Check each line of the data below for the word "Race", then extract the ones that have it.

(Stored entries)
---*---

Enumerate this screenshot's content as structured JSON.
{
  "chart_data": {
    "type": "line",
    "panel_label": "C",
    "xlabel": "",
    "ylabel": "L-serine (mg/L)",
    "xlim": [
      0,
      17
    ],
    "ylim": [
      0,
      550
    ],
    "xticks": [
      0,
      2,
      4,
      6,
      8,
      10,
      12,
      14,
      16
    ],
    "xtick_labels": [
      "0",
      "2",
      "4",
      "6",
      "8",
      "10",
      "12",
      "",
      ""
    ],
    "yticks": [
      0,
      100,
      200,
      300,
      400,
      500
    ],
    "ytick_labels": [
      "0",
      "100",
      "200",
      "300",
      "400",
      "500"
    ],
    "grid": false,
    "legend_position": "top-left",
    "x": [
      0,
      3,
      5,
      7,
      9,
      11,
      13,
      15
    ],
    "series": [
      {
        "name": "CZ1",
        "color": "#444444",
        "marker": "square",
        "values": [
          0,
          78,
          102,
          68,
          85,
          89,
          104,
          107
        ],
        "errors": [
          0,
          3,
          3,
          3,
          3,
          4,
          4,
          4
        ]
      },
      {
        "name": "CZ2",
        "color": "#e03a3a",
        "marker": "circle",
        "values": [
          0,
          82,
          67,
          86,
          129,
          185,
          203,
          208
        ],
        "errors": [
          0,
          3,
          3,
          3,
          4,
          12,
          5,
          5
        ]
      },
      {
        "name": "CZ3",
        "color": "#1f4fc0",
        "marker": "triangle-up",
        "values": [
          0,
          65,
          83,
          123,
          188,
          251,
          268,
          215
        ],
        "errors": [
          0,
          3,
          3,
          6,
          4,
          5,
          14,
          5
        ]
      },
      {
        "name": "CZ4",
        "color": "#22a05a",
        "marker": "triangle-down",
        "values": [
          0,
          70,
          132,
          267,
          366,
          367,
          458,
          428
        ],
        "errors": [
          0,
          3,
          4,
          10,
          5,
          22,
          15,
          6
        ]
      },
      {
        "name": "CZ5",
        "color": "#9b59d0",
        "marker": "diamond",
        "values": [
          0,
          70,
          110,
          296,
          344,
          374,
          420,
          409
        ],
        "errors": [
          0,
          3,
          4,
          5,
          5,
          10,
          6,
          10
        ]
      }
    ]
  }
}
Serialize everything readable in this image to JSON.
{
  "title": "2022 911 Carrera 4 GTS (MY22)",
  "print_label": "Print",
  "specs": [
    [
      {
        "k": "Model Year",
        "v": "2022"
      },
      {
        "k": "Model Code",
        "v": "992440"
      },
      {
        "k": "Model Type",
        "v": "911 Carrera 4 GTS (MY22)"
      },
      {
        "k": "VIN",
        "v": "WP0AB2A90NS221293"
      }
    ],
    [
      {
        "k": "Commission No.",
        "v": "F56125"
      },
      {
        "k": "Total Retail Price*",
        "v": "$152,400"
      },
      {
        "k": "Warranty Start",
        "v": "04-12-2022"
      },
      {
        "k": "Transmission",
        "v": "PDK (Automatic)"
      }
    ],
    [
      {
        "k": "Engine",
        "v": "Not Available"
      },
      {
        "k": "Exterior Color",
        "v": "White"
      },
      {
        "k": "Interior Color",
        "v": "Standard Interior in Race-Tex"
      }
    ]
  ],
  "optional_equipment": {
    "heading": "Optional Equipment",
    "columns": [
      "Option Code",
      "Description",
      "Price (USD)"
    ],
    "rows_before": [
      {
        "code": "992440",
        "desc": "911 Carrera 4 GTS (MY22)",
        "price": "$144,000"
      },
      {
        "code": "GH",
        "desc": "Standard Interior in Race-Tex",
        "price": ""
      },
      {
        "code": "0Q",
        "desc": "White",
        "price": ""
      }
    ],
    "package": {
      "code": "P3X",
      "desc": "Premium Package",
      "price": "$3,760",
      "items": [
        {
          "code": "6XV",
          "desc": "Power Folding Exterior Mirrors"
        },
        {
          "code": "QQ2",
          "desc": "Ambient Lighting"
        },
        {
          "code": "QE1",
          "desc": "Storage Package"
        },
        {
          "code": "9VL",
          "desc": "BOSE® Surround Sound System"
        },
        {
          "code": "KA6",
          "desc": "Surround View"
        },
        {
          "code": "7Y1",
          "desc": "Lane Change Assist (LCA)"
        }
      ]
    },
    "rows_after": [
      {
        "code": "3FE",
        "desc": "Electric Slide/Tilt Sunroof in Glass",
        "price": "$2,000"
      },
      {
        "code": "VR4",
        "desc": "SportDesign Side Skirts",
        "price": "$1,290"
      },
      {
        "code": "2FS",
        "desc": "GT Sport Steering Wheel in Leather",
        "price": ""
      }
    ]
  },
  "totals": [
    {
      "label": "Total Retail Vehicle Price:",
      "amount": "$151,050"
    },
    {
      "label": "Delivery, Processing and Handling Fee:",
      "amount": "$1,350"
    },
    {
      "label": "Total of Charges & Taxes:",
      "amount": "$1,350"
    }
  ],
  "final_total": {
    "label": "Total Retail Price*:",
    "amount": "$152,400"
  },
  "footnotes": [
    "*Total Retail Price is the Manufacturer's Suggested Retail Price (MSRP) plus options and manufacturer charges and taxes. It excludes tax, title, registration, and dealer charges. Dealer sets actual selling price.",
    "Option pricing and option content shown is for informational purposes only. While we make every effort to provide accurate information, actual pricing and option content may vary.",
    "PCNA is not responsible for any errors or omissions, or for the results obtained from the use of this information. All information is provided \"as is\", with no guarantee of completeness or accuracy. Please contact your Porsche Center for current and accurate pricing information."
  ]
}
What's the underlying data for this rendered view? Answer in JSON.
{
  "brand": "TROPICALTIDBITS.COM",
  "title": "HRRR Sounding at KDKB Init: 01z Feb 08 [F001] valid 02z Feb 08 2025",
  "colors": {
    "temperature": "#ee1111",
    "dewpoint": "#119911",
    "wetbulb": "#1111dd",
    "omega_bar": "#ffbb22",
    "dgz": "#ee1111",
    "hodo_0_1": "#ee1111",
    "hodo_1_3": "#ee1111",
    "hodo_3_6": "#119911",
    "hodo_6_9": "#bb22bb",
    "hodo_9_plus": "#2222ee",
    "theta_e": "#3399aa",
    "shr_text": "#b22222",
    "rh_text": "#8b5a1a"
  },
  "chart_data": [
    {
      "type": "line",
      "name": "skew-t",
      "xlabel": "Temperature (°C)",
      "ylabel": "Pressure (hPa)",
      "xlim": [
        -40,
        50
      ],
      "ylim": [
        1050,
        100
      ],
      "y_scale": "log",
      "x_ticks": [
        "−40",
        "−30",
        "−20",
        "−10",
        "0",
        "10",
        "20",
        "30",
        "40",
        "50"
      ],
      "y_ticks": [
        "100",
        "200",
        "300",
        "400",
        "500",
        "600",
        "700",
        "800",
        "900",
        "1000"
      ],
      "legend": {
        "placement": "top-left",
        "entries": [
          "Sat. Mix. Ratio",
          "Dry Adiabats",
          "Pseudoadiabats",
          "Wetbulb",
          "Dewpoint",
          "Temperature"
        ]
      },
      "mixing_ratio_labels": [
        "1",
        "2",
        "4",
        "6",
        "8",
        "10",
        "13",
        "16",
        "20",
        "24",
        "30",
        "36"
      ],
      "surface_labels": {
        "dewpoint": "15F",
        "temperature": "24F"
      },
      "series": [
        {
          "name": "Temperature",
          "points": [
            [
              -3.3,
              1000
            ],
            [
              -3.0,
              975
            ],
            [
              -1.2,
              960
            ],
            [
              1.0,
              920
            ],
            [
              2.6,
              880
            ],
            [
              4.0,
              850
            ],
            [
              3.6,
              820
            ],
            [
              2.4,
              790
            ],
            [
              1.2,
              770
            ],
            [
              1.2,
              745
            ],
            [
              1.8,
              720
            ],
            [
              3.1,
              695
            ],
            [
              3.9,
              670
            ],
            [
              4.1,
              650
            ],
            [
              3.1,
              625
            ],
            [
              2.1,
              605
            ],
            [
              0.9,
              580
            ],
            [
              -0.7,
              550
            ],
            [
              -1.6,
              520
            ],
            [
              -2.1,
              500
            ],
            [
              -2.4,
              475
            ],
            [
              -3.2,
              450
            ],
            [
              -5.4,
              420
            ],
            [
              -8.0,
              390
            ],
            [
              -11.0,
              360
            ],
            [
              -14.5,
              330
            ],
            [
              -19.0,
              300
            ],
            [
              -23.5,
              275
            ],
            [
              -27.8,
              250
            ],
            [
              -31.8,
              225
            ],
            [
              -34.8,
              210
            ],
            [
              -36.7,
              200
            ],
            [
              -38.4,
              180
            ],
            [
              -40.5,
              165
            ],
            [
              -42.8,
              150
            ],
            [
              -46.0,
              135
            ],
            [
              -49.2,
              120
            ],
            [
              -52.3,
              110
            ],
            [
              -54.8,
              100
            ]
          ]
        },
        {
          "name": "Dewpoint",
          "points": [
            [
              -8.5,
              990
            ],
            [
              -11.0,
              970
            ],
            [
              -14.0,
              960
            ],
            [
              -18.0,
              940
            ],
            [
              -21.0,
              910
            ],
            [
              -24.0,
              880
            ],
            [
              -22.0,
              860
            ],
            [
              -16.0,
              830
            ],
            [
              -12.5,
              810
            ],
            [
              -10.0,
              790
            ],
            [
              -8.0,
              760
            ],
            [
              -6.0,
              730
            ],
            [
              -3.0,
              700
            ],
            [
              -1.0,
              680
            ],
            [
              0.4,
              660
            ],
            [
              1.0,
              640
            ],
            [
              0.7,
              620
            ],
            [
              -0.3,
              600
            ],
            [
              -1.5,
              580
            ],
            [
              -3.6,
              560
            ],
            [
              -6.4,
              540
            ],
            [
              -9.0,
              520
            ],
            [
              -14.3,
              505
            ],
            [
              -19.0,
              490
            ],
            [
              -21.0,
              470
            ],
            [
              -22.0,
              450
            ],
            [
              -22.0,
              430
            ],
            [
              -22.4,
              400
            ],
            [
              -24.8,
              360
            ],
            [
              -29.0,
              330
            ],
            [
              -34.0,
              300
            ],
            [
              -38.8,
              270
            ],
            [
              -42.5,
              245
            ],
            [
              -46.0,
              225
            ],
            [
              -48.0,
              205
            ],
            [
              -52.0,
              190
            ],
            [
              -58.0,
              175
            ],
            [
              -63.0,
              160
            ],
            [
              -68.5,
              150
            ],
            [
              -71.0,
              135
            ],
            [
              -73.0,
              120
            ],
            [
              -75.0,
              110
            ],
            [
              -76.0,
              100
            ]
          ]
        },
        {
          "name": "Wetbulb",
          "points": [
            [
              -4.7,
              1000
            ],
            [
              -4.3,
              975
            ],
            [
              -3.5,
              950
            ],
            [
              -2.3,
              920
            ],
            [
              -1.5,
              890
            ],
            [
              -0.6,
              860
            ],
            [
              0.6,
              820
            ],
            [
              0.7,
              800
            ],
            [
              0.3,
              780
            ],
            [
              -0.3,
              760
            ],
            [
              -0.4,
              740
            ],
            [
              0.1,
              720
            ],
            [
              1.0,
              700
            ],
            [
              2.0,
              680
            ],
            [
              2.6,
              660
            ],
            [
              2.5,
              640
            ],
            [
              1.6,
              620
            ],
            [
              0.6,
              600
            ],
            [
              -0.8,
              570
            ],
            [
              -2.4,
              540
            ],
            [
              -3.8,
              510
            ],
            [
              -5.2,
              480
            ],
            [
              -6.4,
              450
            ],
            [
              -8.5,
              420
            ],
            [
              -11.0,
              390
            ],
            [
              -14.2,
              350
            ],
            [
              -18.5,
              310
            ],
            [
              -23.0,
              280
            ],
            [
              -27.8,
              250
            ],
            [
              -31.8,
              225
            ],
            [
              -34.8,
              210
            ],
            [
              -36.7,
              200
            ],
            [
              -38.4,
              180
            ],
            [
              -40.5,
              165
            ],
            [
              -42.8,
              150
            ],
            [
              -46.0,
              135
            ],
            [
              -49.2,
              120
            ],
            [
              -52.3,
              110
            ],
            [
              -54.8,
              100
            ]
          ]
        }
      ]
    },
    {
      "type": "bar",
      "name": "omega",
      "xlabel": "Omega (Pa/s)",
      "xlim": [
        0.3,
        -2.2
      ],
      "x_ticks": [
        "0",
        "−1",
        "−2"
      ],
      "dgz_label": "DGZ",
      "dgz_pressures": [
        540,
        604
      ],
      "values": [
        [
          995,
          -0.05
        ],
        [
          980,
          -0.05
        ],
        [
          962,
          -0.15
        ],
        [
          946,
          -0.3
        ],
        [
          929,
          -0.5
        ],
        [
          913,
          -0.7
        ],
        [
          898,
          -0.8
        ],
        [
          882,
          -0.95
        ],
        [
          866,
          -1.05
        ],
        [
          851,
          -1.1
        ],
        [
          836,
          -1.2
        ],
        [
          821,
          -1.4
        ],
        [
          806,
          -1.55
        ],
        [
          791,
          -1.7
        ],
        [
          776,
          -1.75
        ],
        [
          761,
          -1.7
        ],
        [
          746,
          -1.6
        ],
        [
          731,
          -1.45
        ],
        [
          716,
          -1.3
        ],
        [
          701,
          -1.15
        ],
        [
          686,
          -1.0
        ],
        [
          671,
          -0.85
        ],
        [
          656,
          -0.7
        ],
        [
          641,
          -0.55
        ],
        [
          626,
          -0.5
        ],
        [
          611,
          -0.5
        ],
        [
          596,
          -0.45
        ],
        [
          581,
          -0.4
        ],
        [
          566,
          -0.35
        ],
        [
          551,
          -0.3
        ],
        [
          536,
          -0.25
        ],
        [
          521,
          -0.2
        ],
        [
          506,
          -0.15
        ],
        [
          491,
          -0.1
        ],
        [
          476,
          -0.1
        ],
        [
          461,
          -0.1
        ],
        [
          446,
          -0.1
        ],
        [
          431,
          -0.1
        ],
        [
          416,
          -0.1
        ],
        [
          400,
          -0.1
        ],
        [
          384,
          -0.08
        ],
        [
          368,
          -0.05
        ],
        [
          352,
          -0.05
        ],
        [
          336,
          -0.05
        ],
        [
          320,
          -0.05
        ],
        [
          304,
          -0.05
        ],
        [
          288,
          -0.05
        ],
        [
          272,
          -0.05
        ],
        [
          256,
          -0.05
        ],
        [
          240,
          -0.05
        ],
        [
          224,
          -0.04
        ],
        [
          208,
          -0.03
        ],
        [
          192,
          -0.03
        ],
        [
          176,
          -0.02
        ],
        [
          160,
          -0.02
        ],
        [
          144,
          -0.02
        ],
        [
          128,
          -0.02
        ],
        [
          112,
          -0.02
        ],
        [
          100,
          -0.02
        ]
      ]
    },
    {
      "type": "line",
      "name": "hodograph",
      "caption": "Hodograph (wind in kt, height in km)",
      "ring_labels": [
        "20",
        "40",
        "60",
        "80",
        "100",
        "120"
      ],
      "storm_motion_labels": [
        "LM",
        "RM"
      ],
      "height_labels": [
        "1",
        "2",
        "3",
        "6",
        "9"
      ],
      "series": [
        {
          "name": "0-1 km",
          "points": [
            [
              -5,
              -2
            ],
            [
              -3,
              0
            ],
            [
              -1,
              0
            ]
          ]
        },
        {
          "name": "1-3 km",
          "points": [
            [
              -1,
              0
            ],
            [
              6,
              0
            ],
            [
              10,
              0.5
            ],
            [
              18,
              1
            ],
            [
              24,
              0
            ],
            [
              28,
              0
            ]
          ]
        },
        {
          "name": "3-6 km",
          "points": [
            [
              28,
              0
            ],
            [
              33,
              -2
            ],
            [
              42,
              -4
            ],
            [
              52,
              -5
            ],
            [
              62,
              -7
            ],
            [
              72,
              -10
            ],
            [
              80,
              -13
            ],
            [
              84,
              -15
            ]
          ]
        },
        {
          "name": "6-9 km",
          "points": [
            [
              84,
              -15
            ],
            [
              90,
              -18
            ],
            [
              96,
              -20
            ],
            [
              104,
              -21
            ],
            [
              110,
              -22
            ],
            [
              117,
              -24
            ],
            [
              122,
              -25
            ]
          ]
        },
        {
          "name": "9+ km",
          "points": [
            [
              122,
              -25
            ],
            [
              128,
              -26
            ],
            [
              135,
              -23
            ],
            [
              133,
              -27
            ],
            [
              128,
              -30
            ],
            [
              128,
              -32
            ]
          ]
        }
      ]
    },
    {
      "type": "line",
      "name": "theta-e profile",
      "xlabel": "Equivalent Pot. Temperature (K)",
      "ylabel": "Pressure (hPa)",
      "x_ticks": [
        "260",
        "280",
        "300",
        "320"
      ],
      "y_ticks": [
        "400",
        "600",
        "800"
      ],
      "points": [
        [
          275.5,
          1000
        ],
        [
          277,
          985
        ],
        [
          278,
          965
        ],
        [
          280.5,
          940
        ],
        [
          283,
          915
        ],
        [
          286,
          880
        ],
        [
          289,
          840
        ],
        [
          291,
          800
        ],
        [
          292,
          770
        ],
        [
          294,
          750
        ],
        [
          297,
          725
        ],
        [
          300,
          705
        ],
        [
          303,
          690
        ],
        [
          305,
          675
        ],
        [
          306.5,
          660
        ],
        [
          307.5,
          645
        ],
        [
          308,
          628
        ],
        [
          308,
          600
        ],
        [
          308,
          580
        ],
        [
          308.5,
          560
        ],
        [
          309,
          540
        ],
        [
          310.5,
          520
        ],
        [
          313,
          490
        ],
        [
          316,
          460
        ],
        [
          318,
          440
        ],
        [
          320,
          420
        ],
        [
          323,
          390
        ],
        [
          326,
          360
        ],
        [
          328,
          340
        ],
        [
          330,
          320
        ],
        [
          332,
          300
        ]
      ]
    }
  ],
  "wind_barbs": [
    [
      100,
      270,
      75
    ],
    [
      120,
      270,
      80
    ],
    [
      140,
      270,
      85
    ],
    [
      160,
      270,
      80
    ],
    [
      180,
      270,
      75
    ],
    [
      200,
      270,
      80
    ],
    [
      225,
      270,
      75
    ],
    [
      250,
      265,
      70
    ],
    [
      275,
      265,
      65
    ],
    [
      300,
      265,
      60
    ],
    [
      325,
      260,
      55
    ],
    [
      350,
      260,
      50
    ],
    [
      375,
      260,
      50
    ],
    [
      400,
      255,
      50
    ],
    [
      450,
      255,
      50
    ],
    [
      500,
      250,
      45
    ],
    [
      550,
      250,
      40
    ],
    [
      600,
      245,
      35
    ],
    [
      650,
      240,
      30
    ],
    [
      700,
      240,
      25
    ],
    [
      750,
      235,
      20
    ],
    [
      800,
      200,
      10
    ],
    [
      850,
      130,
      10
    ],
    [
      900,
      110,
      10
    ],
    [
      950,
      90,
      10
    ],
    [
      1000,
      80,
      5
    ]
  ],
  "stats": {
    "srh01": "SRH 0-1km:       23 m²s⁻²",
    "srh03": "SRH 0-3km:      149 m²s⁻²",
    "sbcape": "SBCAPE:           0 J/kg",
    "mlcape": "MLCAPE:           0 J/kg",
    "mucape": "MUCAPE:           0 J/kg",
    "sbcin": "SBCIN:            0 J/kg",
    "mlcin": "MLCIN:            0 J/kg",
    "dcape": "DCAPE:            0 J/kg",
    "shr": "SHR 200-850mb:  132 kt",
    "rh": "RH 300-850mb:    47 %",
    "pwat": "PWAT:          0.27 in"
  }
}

---*---

COMPLETED EXERCISE:
        "v": "Standard Interior in Race-Tex"
        "desc": "Standard Interior in Race-Tex",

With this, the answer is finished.